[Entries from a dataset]
===

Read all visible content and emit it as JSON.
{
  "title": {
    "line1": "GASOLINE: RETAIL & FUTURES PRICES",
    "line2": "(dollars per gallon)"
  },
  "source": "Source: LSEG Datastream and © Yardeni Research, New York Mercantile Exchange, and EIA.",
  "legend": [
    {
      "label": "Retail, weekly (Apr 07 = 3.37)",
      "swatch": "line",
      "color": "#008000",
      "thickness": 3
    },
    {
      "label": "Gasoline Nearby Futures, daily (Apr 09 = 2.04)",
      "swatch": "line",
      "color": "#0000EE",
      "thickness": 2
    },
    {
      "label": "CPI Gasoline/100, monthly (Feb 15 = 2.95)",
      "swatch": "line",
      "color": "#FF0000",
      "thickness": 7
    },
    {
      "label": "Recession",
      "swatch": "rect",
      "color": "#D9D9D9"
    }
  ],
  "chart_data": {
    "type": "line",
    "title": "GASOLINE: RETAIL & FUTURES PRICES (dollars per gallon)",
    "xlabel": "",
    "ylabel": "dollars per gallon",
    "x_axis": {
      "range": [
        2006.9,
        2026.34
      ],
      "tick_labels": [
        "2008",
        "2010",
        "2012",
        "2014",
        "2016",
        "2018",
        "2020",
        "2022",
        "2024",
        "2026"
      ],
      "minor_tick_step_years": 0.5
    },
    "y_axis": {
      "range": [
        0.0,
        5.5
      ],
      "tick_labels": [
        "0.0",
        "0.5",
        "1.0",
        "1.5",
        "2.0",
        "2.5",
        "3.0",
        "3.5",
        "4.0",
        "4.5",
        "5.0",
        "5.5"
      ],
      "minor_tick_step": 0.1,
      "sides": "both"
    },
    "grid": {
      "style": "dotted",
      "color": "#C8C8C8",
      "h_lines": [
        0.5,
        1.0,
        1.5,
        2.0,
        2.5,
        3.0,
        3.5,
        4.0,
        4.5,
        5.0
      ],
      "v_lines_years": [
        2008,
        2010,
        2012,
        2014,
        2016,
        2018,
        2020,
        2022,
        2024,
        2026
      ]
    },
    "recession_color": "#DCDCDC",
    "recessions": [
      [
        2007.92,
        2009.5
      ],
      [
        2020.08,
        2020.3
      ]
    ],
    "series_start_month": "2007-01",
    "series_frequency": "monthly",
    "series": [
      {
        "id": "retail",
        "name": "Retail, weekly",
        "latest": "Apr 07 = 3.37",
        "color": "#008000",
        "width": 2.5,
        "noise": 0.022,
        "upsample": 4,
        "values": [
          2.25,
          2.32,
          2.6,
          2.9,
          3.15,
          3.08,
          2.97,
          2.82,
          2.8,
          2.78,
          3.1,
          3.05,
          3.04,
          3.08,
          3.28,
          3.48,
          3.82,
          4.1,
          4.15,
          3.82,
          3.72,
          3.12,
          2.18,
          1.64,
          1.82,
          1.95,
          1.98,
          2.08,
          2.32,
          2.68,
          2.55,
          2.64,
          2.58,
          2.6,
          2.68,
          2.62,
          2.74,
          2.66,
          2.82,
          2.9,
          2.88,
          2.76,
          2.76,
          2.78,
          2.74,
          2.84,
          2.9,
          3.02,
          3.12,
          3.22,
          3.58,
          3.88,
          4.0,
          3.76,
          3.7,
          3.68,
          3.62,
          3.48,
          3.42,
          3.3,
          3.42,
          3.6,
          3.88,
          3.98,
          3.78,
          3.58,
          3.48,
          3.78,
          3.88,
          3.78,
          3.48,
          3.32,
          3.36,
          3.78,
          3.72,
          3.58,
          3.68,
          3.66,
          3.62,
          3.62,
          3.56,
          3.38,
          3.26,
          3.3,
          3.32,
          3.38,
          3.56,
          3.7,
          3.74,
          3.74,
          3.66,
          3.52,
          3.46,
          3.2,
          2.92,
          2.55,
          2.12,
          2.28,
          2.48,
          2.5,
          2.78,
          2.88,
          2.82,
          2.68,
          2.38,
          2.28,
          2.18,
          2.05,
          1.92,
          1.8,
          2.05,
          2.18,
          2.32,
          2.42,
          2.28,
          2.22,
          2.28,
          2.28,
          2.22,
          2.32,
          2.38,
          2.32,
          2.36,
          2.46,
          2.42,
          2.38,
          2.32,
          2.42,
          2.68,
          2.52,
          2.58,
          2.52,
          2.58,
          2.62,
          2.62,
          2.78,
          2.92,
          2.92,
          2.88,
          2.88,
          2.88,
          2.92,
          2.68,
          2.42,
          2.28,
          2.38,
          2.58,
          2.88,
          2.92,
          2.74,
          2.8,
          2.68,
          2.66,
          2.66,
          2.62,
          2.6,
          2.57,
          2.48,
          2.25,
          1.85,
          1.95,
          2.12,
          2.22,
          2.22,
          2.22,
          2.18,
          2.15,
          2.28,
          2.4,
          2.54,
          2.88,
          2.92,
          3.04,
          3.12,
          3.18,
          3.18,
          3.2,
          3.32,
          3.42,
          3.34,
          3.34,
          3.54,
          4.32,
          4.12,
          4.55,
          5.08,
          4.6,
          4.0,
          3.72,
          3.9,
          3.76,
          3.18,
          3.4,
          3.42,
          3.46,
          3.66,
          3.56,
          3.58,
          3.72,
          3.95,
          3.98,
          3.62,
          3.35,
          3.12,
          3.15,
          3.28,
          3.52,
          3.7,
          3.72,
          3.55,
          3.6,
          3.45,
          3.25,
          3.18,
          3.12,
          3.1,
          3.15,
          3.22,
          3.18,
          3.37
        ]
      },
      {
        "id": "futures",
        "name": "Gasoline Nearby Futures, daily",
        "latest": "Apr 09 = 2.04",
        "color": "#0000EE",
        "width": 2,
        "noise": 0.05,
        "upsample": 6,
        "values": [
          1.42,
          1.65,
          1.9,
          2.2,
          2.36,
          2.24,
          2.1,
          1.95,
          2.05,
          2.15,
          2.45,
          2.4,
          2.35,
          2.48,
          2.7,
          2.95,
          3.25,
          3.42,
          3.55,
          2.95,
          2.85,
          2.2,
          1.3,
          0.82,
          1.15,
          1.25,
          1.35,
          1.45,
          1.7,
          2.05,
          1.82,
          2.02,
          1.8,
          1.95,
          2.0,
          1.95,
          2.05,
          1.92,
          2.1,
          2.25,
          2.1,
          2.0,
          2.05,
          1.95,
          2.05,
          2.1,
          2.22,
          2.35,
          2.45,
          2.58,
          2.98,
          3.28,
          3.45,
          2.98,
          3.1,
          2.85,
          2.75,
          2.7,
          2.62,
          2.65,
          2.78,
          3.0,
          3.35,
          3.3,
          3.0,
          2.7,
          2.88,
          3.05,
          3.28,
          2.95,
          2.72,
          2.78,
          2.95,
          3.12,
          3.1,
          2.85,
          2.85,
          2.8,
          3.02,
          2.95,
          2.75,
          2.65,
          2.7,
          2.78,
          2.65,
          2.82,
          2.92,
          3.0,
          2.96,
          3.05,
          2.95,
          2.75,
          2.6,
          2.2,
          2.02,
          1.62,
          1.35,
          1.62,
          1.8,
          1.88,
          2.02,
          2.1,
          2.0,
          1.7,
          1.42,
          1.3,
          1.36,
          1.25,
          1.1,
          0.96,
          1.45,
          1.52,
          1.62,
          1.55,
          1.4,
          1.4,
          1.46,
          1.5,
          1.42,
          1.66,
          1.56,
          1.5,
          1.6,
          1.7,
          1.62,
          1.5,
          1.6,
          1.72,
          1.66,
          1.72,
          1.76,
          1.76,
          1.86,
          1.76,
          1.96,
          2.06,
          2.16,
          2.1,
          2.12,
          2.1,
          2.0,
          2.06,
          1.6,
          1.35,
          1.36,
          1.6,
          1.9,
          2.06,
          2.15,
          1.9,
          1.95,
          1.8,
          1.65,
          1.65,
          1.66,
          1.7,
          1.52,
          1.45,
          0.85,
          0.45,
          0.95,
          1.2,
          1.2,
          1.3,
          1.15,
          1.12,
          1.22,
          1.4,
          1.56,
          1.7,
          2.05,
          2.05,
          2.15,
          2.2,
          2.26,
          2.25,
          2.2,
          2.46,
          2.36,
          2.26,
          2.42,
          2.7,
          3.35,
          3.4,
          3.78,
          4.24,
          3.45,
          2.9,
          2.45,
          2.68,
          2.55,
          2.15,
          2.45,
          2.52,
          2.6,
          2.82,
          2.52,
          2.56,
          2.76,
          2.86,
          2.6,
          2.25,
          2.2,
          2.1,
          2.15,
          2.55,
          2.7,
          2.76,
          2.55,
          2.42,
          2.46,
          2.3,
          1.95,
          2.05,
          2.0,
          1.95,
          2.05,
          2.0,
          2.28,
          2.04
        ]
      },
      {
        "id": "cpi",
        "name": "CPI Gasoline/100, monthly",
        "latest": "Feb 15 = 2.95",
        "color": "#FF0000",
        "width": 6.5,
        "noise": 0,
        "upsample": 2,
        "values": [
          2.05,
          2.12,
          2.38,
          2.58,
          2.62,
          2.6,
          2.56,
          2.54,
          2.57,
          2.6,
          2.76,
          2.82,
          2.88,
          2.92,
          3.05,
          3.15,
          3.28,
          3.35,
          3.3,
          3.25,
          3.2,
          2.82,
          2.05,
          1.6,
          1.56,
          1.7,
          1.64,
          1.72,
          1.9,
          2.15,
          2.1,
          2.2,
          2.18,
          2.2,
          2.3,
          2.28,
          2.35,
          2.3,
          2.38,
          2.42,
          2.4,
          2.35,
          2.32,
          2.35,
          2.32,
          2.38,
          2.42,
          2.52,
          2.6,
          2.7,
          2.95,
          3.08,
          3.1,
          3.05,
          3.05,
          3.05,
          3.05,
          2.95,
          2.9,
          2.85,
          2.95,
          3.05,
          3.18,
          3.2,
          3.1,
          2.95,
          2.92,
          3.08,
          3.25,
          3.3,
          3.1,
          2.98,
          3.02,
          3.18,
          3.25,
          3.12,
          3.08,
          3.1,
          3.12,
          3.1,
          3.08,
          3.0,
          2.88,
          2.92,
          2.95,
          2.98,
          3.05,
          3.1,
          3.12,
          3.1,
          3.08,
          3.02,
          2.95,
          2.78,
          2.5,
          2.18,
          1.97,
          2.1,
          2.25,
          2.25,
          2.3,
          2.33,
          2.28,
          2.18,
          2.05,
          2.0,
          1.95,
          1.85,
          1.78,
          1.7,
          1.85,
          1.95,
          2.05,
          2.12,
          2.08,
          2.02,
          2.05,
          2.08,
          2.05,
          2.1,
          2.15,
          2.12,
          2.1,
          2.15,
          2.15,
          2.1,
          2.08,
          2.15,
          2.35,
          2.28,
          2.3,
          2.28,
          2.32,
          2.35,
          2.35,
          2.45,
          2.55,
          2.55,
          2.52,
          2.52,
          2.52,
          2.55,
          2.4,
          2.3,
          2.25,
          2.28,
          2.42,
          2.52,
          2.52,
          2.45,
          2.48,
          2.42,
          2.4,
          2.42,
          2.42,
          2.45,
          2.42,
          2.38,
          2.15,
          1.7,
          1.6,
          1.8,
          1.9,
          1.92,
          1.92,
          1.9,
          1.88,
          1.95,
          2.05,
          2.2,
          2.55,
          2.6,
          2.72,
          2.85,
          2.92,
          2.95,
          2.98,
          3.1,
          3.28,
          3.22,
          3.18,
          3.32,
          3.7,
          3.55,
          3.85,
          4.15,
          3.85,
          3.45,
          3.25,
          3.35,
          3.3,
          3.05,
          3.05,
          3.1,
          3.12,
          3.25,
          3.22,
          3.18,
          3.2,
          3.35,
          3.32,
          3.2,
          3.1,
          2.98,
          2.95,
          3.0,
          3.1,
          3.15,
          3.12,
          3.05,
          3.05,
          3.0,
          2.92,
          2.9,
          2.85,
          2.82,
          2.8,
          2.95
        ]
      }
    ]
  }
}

===

Directions: The answer should be a single number: the count of lines in the data that include the string "gallon".

Response: 3